Records:
::::
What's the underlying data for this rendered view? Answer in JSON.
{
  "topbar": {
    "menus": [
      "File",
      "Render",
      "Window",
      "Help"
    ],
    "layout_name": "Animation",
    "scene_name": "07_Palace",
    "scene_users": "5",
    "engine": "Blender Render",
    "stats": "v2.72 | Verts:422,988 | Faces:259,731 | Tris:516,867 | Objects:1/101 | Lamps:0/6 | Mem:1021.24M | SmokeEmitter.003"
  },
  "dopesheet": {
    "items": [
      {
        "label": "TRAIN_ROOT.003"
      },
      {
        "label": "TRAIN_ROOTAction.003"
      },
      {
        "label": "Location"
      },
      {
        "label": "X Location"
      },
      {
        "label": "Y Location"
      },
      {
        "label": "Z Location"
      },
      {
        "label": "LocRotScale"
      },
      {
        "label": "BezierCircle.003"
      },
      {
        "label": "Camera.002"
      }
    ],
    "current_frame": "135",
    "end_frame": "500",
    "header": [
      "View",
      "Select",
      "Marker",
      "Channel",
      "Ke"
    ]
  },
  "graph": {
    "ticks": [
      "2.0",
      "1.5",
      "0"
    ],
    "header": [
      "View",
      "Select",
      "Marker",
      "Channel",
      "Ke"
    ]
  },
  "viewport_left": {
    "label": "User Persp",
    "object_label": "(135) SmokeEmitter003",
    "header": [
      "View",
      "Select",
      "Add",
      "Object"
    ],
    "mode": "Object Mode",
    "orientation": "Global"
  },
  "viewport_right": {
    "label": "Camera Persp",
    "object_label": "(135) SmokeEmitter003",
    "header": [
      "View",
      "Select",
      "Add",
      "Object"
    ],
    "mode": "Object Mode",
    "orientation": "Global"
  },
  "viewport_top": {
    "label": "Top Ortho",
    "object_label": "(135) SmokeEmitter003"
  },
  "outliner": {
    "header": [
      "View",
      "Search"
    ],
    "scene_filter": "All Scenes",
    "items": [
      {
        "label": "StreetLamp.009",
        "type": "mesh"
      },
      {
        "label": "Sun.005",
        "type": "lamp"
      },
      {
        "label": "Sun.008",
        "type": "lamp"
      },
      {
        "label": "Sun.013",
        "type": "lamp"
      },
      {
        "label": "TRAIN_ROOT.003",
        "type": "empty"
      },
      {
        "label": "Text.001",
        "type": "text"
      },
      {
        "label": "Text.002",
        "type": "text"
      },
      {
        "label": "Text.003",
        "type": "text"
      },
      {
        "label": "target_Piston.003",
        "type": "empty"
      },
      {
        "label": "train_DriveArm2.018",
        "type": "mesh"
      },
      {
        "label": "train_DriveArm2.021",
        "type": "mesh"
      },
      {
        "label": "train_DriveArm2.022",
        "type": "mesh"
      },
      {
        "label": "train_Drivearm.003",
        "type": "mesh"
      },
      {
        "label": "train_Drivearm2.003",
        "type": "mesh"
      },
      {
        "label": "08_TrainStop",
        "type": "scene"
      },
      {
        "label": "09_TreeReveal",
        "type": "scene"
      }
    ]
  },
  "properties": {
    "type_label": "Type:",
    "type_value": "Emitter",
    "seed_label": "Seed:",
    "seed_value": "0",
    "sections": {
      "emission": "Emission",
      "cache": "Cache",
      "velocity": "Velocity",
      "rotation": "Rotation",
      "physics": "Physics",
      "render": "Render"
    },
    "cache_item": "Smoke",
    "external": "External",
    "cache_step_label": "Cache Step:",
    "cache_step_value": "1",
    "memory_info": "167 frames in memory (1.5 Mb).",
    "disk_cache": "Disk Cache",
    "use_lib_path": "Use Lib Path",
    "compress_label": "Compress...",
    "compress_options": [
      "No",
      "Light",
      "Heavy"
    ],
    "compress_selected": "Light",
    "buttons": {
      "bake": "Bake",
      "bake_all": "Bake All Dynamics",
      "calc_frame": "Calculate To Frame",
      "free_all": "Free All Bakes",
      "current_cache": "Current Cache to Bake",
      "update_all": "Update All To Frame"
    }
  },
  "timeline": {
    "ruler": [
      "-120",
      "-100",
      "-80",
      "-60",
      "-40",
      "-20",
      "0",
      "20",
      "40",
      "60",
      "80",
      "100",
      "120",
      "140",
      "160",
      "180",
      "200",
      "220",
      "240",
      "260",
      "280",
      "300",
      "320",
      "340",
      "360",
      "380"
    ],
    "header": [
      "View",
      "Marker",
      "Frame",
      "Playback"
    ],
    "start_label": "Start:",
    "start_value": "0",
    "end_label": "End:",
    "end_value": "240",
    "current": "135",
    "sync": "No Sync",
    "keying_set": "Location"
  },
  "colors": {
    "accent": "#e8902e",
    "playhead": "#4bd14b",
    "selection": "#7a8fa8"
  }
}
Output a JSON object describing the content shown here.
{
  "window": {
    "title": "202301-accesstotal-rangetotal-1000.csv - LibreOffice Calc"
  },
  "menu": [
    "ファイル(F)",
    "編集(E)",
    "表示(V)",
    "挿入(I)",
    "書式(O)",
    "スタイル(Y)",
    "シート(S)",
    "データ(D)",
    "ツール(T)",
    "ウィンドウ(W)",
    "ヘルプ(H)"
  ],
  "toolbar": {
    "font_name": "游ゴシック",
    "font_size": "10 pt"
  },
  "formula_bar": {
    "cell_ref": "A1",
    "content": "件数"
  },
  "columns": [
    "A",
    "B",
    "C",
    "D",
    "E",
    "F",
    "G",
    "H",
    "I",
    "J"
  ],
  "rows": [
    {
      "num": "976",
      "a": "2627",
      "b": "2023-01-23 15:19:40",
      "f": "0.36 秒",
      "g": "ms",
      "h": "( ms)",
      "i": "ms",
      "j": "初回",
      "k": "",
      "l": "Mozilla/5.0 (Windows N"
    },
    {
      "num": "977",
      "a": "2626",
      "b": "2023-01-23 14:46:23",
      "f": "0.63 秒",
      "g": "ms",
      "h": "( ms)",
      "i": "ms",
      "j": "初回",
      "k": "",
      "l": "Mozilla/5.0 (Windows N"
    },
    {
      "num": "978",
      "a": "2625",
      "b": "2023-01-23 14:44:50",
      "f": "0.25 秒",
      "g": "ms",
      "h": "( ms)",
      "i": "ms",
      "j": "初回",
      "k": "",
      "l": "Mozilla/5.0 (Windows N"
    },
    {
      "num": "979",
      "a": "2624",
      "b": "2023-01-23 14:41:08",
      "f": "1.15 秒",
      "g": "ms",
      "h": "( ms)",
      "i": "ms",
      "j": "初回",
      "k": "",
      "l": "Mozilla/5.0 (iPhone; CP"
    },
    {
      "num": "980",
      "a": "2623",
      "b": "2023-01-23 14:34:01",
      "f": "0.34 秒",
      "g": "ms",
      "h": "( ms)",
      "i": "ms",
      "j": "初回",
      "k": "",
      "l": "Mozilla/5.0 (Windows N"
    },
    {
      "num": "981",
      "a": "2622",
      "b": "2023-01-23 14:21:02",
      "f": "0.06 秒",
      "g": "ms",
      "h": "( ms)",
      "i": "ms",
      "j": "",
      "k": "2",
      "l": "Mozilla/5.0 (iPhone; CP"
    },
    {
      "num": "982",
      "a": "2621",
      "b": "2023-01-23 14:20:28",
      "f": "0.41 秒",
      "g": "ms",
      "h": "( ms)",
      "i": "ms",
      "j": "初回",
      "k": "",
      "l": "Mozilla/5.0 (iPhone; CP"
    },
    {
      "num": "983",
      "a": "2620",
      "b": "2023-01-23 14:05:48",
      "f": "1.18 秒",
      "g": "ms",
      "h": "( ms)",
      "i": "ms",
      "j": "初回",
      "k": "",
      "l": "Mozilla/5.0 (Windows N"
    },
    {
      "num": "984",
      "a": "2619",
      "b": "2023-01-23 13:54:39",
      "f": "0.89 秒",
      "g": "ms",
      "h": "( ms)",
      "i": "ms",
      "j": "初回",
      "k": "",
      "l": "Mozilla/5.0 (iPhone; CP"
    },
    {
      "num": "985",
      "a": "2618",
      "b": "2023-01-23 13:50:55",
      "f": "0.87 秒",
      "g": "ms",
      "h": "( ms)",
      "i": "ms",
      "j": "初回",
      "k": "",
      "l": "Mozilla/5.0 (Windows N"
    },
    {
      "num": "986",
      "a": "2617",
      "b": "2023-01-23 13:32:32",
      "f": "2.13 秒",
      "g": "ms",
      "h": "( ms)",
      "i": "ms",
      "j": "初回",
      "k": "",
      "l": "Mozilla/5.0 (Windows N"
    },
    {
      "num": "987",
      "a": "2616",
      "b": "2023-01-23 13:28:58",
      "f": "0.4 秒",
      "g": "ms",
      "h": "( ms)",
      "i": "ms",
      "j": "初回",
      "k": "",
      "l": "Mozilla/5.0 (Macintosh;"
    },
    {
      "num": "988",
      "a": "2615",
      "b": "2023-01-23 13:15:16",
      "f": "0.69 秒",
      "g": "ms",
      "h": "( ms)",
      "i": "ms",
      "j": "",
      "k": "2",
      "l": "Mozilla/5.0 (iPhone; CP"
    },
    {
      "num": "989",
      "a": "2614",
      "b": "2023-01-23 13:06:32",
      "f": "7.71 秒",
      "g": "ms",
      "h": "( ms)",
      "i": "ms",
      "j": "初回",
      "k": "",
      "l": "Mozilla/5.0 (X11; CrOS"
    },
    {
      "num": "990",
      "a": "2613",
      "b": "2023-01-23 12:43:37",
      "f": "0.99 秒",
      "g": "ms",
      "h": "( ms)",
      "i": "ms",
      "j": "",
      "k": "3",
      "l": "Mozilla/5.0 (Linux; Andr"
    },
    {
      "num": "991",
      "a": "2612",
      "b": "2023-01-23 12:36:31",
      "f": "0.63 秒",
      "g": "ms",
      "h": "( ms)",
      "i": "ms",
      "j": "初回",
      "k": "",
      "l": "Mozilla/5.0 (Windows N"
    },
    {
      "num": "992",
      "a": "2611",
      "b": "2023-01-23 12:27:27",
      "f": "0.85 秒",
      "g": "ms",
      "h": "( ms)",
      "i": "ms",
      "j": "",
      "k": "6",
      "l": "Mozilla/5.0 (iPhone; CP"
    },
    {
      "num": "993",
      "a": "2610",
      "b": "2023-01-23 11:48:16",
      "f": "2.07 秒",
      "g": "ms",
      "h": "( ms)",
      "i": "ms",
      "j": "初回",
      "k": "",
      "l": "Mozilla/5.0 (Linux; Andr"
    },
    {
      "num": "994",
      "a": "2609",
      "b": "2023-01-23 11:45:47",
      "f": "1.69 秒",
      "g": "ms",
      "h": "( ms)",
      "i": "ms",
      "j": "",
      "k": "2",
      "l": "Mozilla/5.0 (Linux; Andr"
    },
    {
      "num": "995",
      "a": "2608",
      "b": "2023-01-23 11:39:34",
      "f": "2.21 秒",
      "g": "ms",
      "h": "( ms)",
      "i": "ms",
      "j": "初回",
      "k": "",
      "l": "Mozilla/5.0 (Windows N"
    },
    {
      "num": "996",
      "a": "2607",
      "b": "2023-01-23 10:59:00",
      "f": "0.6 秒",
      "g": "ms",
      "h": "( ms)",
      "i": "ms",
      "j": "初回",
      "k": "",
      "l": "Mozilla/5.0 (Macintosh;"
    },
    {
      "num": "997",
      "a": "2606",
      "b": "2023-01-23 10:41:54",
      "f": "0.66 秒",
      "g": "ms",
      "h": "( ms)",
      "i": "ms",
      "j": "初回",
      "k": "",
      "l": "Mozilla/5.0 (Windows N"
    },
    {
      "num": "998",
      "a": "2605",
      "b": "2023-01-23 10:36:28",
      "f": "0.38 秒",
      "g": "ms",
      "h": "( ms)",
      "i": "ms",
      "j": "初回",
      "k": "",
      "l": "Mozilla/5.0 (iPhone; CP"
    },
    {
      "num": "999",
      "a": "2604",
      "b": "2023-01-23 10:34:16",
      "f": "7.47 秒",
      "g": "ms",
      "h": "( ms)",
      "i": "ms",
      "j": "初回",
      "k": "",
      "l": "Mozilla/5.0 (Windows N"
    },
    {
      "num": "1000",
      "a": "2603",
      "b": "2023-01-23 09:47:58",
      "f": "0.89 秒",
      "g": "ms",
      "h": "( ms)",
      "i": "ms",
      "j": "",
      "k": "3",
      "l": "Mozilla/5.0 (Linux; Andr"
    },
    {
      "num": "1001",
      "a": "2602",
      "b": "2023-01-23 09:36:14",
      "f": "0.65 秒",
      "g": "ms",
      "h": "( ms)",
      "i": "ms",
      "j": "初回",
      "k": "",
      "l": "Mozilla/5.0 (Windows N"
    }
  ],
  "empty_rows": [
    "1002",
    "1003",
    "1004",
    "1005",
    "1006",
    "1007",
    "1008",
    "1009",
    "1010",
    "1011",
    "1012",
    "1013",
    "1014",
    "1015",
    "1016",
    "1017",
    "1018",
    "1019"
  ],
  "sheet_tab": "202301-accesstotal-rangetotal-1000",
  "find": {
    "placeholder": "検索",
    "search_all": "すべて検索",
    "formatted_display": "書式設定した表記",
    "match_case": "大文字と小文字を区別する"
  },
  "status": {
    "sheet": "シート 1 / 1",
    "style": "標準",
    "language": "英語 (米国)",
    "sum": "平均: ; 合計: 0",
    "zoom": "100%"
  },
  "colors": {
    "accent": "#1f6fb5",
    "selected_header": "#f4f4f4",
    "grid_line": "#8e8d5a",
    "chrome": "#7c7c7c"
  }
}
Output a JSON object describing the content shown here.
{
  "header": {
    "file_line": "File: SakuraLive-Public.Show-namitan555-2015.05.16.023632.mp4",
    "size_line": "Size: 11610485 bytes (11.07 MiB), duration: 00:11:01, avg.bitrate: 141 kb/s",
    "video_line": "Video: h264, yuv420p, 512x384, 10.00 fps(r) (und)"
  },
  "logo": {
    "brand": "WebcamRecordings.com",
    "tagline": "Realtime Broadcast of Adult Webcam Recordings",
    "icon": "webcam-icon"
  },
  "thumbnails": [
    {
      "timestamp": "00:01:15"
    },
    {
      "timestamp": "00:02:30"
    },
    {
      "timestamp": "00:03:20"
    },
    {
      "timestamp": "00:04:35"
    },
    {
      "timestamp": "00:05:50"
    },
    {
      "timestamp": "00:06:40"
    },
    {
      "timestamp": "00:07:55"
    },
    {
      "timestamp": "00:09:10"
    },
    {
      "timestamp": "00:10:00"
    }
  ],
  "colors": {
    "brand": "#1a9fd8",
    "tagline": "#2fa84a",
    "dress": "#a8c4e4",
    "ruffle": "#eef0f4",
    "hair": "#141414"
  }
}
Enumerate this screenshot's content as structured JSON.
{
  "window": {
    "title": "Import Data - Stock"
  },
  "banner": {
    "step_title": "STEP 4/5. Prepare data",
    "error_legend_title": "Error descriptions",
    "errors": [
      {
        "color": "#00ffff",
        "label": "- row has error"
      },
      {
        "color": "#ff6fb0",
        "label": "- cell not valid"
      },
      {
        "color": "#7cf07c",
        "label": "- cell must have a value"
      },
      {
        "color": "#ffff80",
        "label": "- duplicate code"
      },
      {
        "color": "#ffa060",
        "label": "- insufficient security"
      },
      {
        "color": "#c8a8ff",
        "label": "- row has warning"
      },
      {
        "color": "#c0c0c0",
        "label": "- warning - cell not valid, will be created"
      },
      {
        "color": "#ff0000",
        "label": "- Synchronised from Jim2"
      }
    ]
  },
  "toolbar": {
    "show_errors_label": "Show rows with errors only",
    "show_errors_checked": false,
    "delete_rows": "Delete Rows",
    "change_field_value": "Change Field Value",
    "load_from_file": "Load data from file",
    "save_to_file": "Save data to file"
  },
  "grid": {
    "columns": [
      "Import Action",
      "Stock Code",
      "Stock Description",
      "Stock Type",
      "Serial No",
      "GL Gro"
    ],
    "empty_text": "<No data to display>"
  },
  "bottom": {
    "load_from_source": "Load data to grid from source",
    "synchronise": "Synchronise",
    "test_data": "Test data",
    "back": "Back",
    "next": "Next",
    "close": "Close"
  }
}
::::
Aim:
List all lines above in which the string "Location" appears.

Answer to this task:
        "label": "Location"
        "label": "X Location"
        "label": "Y Location"
        "label": "Z Location"
    "keying_set": "Location"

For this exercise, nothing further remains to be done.